§ What is needed: Extract every one of the rows below verbatim, reproducing each line character for character.
──────── Source data ────────
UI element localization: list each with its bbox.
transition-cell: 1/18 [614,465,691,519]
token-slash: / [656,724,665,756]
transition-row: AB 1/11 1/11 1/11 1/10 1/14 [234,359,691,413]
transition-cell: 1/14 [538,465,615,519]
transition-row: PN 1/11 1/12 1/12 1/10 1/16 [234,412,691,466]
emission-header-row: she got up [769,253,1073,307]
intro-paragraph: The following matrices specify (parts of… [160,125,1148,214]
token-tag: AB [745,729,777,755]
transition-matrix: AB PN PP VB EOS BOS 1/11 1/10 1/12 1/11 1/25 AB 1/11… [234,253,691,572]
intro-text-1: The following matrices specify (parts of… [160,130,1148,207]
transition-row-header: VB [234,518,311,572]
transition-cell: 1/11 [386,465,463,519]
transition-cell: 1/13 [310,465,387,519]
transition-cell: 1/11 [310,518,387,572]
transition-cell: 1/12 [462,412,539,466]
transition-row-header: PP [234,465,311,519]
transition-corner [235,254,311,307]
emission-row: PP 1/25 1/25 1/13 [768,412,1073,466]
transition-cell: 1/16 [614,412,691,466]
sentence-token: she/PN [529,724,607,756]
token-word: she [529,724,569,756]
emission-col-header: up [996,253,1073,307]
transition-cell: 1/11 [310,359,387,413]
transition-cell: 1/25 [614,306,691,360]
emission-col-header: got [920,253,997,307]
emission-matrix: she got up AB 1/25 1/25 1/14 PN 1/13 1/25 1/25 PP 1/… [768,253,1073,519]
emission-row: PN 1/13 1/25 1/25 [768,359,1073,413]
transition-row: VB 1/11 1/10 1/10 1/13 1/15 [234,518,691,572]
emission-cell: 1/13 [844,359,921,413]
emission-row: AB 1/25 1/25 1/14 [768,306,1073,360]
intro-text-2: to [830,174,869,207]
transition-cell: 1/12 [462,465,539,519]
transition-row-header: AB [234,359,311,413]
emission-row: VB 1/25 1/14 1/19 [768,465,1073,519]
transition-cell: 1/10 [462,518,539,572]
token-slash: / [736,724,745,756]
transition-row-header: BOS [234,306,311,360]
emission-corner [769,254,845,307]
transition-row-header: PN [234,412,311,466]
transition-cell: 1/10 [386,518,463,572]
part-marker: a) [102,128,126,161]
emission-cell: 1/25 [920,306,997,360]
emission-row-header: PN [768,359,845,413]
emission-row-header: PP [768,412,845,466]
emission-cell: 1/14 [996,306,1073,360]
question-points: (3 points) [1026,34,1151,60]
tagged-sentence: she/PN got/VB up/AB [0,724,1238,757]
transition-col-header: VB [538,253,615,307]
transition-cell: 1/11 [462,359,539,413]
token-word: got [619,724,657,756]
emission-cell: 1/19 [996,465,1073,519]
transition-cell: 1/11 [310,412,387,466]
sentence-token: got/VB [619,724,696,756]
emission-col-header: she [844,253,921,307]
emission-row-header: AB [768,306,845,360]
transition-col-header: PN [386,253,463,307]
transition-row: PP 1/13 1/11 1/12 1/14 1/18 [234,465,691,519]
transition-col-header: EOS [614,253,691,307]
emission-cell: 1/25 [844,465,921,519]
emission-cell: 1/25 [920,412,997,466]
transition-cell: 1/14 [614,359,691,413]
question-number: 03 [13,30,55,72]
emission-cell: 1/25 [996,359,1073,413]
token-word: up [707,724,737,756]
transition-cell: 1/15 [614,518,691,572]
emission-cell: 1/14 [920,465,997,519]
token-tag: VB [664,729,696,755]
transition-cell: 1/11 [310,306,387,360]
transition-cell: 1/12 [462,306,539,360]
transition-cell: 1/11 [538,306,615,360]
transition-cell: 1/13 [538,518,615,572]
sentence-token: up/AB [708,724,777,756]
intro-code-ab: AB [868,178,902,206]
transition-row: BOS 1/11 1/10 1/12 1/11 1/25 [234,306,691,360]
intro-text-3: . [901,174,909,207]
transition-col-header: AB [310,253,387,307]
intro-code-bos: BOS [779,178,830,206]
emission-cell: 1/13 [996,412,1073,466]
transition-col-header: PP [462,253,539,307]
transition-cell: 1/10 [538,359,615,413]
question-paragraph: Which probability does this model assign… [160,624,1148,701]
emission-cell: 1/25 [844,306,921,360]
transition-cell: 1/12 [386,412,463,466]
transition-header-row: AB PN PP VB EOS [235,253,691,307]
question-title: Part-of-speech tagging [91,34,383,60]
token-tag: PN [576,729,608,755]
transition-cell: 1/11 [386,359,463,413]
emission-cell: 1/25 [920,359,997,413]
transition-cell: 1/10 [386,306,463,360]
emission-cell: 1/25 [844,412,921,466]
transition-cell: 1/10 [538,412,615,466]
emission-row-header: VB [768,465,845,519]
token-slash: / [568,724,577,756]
────────
§ Worked solution:
UI element localization: list each with its bbox.
transition-cell: 1/18 [614,465,691,519]
token-slash: / [656,724,665,756]
transition-row: AB 1/11 1/11 1/11 1/10 1/14 [234,359,691,413]
transition-cell: 1/14 [538,465,615,519]
transition-row: PN 1/11 1/12 1/12 1/10 1/16 [234,412,691,466]
emission-header-row: she got up [769,253,1073,307]
intro-paragraph: The following matrices specify (parts of… [160,125,1148,214]
token-tag: AB [745,729,777,755]
transition-matrix: AB PN PP VB EOS BOS 1/11 1/10 1/12 1/11 1/25 AB 1/11… [234,253,691,572]
intro-text-1: The following matrices specify (parts of… [160,130,1148,207]
transition-row-header: VB [234,518,311,572]
transition-cell: 1/11 [386,465,463,519]
transition-cell: 1/13 [310,465,387,519]
transition-cell: 1/11 [310,518,387,572]
transition-cell: 1/12 [462,412,539,466]
transition-row-header: PP [234,465,311,519]
transition-corner [235,254,311,307]
emission-row: PP 1/25 1/25 1/13 [768,412,1073,466]
transition-cell: 1/16 [614,412,691,466]
sentence-token: she/PN [529,724,607,756]
token-word: she [529,724,569,756]
emission-col-header: up [996,253,1073,307]
transition-cell: 1/11 [310,359,387,413]
transition-cell: 1/25 [614,306,691,360]
emission-col-header: got [920,253,997,307]
emission-matrix: she got up AB 1/25 1/25 1/14 PN 1/13 1/25 1/25 PP 1/… [768,253,1073,519]
emission-row: PN 1/13 1/25 1/25 [768,359,1073,413]
transition-row: VB 1/11 1/10 1/10 1/13 1/15 [234,518,691,572]
emission-cell: 1/13 [844,359,921,413]
emission-row: AB 1/25 1/25 1/14 [768,306,1073,360]
intro-text-2: to [830,174,869,207]
transition-cell: 1/12 [462,465,539,519]
transition-row-header: AB [234,359,311,413]
emission-row: VB 1/25 1/14 1/19 [768,465,1073,519]
transition-cell: 1/10 [462,518,539,572]
token-slash: / [736,724,745,756]
transition-row-header: BOS [234,306,311,360]
emission-corner [769,254,845,307]
transition-row-header: PN [234,412,311,466]
transition-cell: 1/10 [386,518,463,572]
part-marker: a) [102,128,126,161]
emission-cell: 1/25 [920,306,997,360]
emission-row-header: PN [768,359,845,413]
emission-row-header: PP [768,412,845,466]
emission-cell: 1/14 [996,306,1073,360]
question-points: (3 points) [1026,34,1151,60]
tagged-sentence: she/PN got/VB up/AB [0,724,1238,757]
transition-col-header: VB [538,253,615,307]
transition-cell: 1/11 [462,359,539,413]
token-word: got [619,724,657,756]
emission-cell: 1/19 [996,465,1073,519]
transition-cell: 1/11 [310,412,387,466]
sentence-token: got/VB [619,724,696,756]
emission-col-header: she [844,253,921,307]
emission-row-header: AB [768,306,845,360]
transition-col-header: PN [386,253,463,307]
transition-row: PP 1/13 1/11 1/12 1/14 1/18 [234,465,691,519]
transition-col-header: EOS [614,253,691,307]
emission-cell: 1/25 [844,465,921,519]
emission-cell: 1/25 [920,412,997,466]
transition-cell: 1/14 [614,359,691,413]
question-number: 03 [13,30,55,72]
emission-cell: 1/25 [996,359,1073,413]
token-word: up [707,724,737,756]
transition-cell: 1/15 [614,518,691,572]
emission-cell: 1/14 [920,465,997,519]
token-tag: VB [664,729,696,755]
transition-cell: 1/11 [310,306,387,360]
transition-cell: 1/12 [462,306,539,360]
transition-cell: 1/11 [538,306,615,360]
transition-cell: 1/13 [538,518,615,572]
sentence-token: up/AB [708,724,777,756]
intro-code-ab: AB [868,178,902,206]
transition-row: BOS 1/11 1/10 1/12 1/11 1/25 [234,306,691,360]
intro-text-3: . [901,174,909,207]
transition-col-header: AB [310,253,387,307]
intro-code-bos: BOS [779,178,830,206]
emission-cell: 1/13 [996,412,1073,466]
transition-col-header: PP [462,253,539,307]
transition-cell: 1/10 [538,359,615,413]
question-paragraph: Which probability does this model assign… [160,624,1148,701]
emission-cell: 1/25 [844,306,921,360]
transition-cell: 1/12 [386,412,463,466]
transition-header-row: AB PN PP VB EOS [235,253,691,307]
question-title: Part-of-speech tagging [91,34,383,60]
token-tag: PN [576,729,608,755]
transition-cell: 1/11 [386,359,463,413]
emission-cell: 1/25 [920,359,997,413]
transition-cell: 1/10 [386,306,463,360]
emission-cell: 1/25 [844,412,921,466]
transition-cell: 1/10 [538,412,615,466]
emission-row-header: VB [768,465,845,519]
token-slash: / [568,724,577,756]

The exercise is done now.